[Records from a data source]
= = = = = = =
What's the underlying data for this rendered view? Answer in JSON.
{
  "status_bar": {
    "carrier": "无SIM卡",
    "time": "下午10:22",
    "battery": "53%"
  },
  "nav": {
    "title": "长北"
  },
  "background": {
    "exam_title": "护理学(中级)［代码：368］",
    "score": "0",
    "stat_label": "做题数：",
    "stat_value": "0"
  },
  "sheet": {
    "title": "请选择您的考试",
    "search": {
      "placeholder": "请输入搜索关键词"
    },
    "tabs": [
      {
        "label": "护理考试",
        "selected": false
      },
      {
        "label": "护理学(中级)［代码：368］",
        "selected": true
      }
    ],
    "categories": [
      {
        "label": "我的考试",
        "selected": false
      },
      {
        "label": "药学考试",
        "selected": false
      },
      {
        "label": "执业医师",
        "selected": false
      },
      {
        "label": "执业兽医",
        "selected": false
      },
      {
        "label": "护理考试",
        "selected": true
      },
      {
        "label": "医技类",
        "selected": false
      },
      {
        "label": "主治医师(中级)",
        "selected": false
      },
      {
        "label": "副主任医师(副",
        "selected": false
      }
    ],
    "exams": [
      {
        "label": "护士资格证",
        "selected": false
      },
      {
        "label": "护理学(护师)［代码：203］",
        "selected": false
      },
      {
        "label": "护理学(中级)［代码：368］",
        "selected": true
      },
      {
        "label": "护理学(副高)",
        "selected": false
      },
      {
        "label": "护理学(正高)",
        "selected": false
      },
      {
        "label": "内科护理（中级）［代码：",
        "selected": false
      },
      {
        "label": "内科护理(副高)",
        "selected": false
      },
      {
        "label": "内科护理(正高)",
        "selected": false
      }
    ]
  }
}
= = = = = = =
EXERCISE: Write every entry out again exactly.

SOLUTION TO THE EXERCISE:
What's the underlying data for this rendered view? Answer in JSON.
{
  "status_bar": {
    "carrier": "无SIM卡",
    "time": "下午10:22",
    "battery": "53%"
  },
  "nav": {
    "title": "长北"
  },
  "background": {
    "exam_title": "护理学(中级)［代码：368］",
    "score": "0",
    "stat_label": "做题数：",
    "stat_value": "0"
  },
  "sheet": {
    "title": "请选择您的考试",
    "search": {
      "placeholder": "请输入搜索关键词"
    },
    "tabs": [
      {
        "label": "护理考试",
        "selected": false
      },
      {
        "label": "护理学(中级)［代码：368］",
        "selected": true
      }
    ],
    "categories": [
      {
        "label": "我的考试",
        "selected": false
      },
      {
        "label": "药学考试",
        "selected": false
      },
      {
        "label": "执业医师",
        "selected": false
      },
      {
        "label": "执业兽医",
        "selected": false
      },
      {
        "label": "护理考试",
        "selected": true
      },
      {
        "label": "医技类",
        "selected": false
      },
      {
        "label": "主治医师(中级)",
        "selected": false
      },
      {
        "label": "副主任医师(副",
        "selected": false
      }
    ],
    "exams": [
      {
        "label": "护士资格证",
        "selected": false
      },
      {
        "label": "护理学(护师)［代码：203］",
        "selected": false
      },
      {
        "label": "护理学(中级)［代码：368］",
        "selected": true
      },
      {
        "label": "护理学(副高)",
        "selected": false
      },
      {
        "label": "护理学(正高)",
        "selected": false
      },
      {
        "label": "内科护理（中级）［代码：",
        "selected": false
      },
      {
        "label": "内科护理(副高)",
        "selected": false
      },
      {
        "label": "内科护理(正高)",
        "selected": false
      }
    ]
  }
}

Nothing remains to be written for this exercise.